▶ Brief
Copy the lines below as they are; omit the images they contain.

▶ Record list
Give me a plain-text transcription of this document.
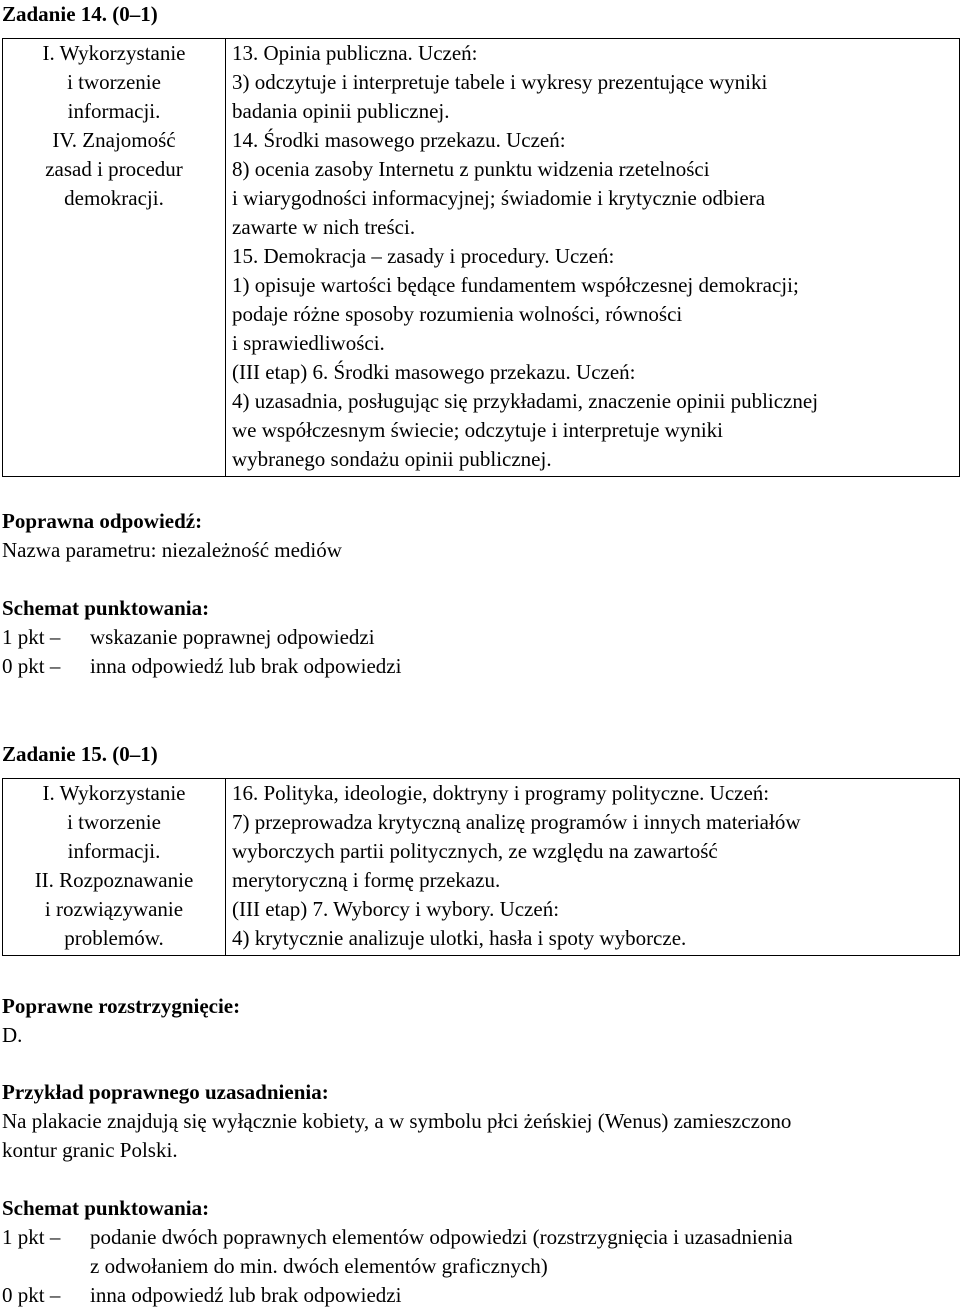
Zadanie 14. (0–1)
I. Wykorzystanie
i tworzenie
informacji.
IV. Znajomość
zasad i procedur
demokracji.

13. Opinia publiczna. Uczeń:
3) odczytuje i interpretuje tabele i wykresy prezentujące wyniki
badania opinii publicznej.
14. Środki masowego przekazu. Uczeń:
8) ocenia zasoby Internetu z punktu widzenia rzetelności
i wiarygodności informacyjnej; świadomie i krytycznie odbiera
zawarte w nich treści.
15. Demokracja – zasady i procedury. Uczeń:
1) opisuje wartości będące fundamentem współczesnej demokracji;
podaje różne sposoby rozumienia wolności, równości
i sprawiedliwości.
(III etap) 6. Środki masowego przekazu. Uczeń:
4) uzasadnia, posługując się przykładami, znaczenie opinii publicznej
we współczesnym świecie; odczytuje i interpretuje wyniki
wybranego sondażu opinii publicznej.
Poprawna odpowiedź:
Nazwa parametru: niezależność mediów
Schemat punktowania:
1 pkt –	wskazanie poprawnej odpowiedzi
0 pkt –	inna odpowiedź lub brak odpowiedzi
Zadanie 15. (0–1)
I. Wykorzystanie
i tworzenie
informacji.
II. Rozpoznawanie
i rozwiązywanie
problemów.

16. Polityka, ideologie, doktryny i programy polityczne. Uczeń:
7) przeprowadza krytyczną analizę programów i innych materiałów
wyborczych partii politycznych, ze względu na zawartość
merytoryczną i formę przekazu.
(III etap) 7. Wyborcy i wybory. Uczeń:
4) krytycznie analizuje ulotki, hasła i spoty wyborcze.
Poprawne rozstrzygnięcie:
D.
Przykład poprawnego uzasadnienia:
Na plakacie znajdują się wyłącznie kobiety, a w symbolu płci żeńskiej (Wenus) zamieszczono
kontur granic Polski.
Schemat punktowania:
1 pkt –	podanie dwóch poprawnych elementów odpowiedzi (rozstrzygnięcia i uzasadnienia
z odwołaniem do min. dwóch elementów graficznych)
0 pkt –	inna odpowiedź lub brak odpowiedzi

▶ Full answer
Give me a plain-text transcription of this document.
Zadanie 14. (0–1)
I. Wykorzystanie
i tworzenie
informacji.
IV. Znajomość
zasad i procedur
demokracji.

13. Opinia publiczna. Uczeń:
3) odczytuje i interpretuje tabele i wykresy prezentujące wyniki
badania opinii publicznej.
14. Środki masowego przekazu. Uczeń:
8) ocenia zasoby Internetu z punktu widzenia rzetelności
i wiarygodności informacyjnej; świadomie i krytycznie odbiera
zawarte w nich treści.
15. Demokracja – zasady i procedury. Uczeń:
1) opisuje wartości będące fundamentem współczesnej demokracji;
podaje różne sposoby rozumienia wolności, równości
i sprawiedliwości.
(III etap) 6. Środki masowego przekazu. Uczeń:
4) uzasadnia, posługując się przykładami, znaczenie opinii publicznej
we współczesnym świecie; odczytuje i interpretuje wyniki
wybranego sondażu opinii publicznej.
Poprawna odpowiedź:
Nazwa parametru: niezależność mediów
Schemat punktowania:
1 pkt –	wskazanie poprawnej odpowiedzi
0 pkt –	inna odpowiedź lub brak odpowiedzi
Zadanie 15. (0–1)
I. Wykorzystanie
i tworzenie
informacji.
II. Rozpoznawanie
i rozwiązywanie
problemów.

16. Polityka, ideologie, doktryny i programy polityczne. Uczeń:
7) przeprowadza krytyczną analizę programów i innych materiałów
wyborczych partii politycznych, ze względu na zawartość
merytoryczną i formę przekazu.
(III etap) 7. Wyborcy i wybory. Uczeń:
4) krytycznie analizuje ulotki, hasła i spoty wyborcze.
Poprawne rozstrzygnięcie:
D.
Przykład poprawnego uzasadnienia:
Na plakacie znajdują się wyłącznie kobiety, a w symbolu płci żeńskiej (Wenus) zamieszczono
kontur granic Polski.
Schemat punktowania:
1 pkt –	podanie dwóch poprawnych elementów odpowiedzi (rozstrzygnięcia i uzasadnienia
z odwołaniem do min. dwóch elementów graficznych)
0 pkt –	inna odpowiedź lub brak odpowiedzi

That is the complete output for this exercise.